_Data section_

────────────────────────────────────────

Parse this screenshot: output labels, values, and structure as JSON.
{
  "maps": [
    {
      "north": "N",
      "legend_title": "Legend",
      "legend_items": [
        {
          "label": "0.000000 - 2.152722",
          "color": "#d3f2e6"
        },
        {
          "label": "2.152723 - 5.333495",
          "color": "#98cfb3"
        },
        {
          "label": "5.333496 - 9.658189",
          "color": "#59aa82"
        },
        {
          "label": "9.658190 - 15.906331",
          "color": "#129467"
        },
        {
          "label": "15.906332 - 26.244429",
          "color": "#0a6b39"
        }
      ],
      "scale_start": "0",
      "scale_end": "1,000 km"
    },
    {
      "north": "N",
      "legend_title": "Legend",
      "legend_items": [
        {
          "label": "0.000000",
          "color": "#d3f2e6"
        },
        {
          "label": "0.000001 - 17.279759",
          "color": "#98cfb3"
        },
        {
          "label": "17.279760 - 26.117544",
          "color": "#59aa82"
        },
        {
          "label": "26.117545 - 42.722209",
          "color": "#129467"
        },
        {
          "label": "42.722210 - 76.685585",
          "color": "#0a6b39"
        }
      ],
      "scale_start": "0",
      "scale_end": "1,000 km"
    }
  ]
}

────────────────────────────────────────

_Direction_
Repeat the data precisely, reproducing every entry.

_Completed task_
Parse this screenshot: output labels, values, and structure as JSON.
{
  "maps": [
    {
      "north": "N",
      "legend_title": "Legend",
      "legend_items": [
        {
          "label": "0.000000 - 2.152722",
          "color": "#d3f2e6"
        },
        {
          "label": "2.152723 - 5.333495",
          "color": "#98cfb3"
        },
        {
          "label": "5.333496 - 9.658189",
          "color": "#59aa82"
        },
        {
          "label": "9.658190 - 15.906331",
          "color": "#129467"
        },
        {
          "label": "15.906332 - 26.244429",
          "color": "#0a6b39"
        }
      ],
      "scale_start": "0",
      "scale_end": "1,000 km"
    },
    {
      "north": "N",
      "legend_title": "Legend",
      "legend_items": [
        {
          "label": "0.000000",
          "color": "#d3f2e6"
        },
        {
          "label": "0.000001 - 17.279759",
          "color": "#98cfb3"
        },
        {
          "label": "17.279760 - 26.117544",
          "color": "#59aa82"
        },
        {
          "label": "26.117545 - 42.722209",
          "color": "#129467"
        },
        {
          "label": "42.722210 - 76.685585",
          "color": "#0a6b39"
        }
      ],
      "scale_start": "0",
      "scale_end": "1,000 km"
    }
  ]
}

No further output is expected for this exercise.